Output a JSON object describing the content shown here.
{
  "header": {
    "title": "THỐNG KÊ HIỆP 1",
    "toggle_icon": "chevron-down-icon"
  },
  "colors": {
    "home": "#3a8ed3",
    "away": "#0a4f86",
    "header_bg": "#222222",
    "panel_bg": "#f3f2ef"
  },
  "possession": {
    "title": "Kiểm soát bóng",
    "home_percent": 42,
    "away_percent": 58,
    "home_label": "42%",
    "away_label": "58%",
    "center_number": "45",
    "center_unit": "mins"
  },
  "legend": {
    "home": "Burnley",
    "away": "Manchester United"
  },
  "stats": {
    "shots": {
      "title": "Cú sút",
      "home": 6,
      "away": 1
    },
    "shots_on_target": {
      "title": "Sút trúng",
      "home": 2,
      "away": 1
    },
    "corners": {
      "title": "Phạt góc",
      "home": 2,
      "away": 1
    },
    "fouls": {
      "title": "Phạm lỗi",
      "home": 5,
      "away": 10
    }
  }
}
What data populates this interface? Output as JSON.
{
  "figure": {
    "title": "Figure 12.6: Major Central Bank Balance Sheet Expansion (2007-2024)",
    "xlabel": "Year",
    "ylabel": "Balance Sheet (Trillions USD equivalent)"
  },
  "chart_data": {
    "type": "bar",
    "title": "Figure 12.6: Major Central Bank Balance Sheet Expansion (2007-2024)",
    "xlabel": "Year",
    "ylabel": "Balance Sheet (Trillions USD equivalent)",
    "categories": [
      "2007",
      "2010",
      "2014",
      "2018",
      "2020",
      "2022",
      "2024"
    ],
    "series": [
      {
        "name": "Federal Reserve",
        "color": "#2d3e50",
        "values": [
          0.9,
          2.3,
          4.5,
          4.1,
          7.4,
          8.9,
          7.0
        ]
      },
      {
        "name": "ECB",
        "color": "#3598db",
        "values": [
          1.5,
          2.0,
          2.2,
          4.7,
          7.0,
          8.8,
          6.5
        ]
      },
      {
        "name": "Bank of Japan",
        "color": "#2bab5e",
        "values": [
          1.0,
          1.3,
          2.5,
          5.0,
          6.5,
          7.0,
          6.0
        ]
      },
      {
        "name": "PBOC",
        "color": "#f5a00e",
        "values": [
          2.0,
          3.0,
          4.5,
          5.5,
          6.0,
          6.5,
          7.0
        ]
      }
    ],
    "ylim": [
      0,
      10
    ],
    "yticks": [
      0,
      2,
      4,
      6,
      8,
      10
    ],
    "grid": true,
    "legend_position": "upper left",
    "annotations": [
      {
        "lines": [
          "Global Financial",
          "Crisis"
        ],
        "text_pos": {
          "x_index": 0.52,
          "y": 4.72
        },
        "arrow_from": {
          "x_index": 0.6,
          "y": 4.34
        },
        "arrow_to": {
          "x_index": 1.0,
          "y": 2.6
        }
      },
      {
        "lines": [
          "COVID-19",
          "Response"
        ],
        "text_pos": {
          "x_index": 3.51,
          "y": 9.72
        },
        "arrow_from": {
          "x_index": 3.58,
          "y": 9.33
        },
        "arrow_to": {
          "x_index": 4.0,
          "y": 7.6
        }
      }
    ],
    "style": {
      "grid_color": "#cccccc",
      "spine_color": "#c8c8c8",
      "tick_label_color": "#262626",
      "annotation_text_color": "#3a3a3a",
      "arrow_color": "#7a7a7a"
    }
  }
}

* * * * *

Find the lines with the string "name" and reproduce them.

        "name": "Federal Reserve",
        "name": "ECB",
        "name": "Bank of Japan",
        "name": "PBOC",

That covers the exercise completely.